Description of the task –
Below are some records; retype all of them exactly.

Provided data –
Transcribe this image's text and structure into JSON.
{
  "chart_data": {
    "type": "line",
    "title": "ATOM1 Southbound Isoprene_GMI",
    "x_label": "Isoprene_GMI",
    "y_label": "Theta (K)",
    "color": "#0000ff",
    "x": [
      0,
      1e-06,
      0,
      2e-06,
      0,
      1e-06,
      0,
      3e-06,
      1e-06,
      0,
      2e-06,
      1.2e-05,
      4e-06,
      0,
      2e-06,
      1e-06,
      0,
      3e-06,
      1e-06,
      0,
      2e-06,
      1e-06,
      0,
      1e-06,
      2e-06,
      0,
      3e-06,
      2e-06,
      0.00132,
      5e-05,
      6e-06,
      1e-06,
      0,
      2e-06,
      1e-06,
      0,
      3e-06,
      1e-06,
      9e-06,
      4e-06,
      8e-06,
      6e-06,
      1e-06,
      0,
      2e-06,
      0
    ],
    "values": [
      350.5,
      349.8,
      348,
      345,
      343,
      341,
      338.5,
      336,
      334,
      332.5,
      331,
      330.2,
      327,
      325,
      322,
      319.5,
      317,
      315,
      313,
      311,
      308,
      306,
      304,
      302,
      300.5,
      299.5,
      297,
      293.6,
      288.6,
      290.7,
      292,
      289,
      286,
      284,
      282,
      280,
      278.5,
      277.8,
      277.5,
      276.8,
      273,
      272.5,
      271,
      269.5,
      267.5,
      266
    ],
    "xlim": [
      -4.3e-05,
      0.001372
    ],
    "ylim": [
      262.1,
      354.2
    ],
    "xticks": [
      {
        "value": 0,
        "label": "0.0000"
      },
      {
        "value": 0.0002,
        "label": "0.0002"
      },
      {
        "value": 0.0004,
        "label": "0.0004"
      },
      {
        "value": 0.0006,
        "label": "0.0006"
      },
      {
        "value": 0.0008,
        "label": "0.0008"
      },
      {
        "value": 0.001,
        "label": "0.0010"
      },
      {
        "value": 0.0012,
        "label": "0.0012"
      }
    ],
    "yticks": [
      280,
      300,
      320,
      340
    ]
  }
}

Reply to the task –
Transcribe this image's text and structure into JSON.
{
  "chart_data": {
    "type": "line",
    "title": "ATOM1 Southbound Isoprene_GMI",
    "x_label": "Isoprene_GMI",
    "y_label": "Theta (K)",
    "color": "#0000ff",
    "x": [
      0,
      1e-06,
      0,
      2e-06,
      0,
      1e-06,
      0,
      3e-06,
      1e-06,
      0,
      2e-06,
      1.2e-05,
      4e-06,
      0,
      2e-06,
      1e-06,
      0,
      3e-06,
      1e-06,
      0,
      2e-06,
      1e-06,
      0,
      1e-06,
      2e-06,
      0,
      3e-06,
      2e-06,
      0.00132,
      5e-05,
      6e-06,
      1e-06,
      0,
      2e-06,
      1e-06,
      0,
      3e-06,
      1e-06,
      9e-06,
      4e-06,
      8e-06,
      6e-06,
      1e-06,
      0,
      2e-06,
      0
    ],
    "values": [
      350.5,
      349.8,
      348,
      345,
      343,
      341,
      338.5,
      336,
      334,
      332.5,
      331,
      330.2,
      327,
      325,
      322,
      319.5,
      317,
      315,
      313,
      311,
      308,
      306,
      304,
      302,
      300.5,
      299.5,
      297,
      293.6,
      288.6,
      290.7,
      292,
      289,
      286,
      284,
      282,
      280,
      278.5,
      277.8,
      277.5,
      276.8,
      273,
      272.5,
      271,
      269.5,
      267.5,
      266
    ],
    "xlim": [
      -4.3e-05,
      0.001372
    ],
    "ylim": [
      262.1,
      354.2
    ],
    "xticks": [
      {
        "value": 0,
        "label": "0.0000"
      },
      {
        "value": 0.0002,
        "label": "0.0002"
      },
      {
        "value": 0.0004,
        "label": "0.0004"
      },
      {
        "value": 0.0006,
        "label": "0.0006"
      },
      {
        "value": 0.0008,
        "label": "0.0008"
      },
      {
        "value": 0.001,
        "label": "0.0010"
      },
      {
        "value": 0.0012,
        "label": "0.0012"
      }
    ],
    "yticks": [
      280,
      300,
      320,
      340
    ]
  }
}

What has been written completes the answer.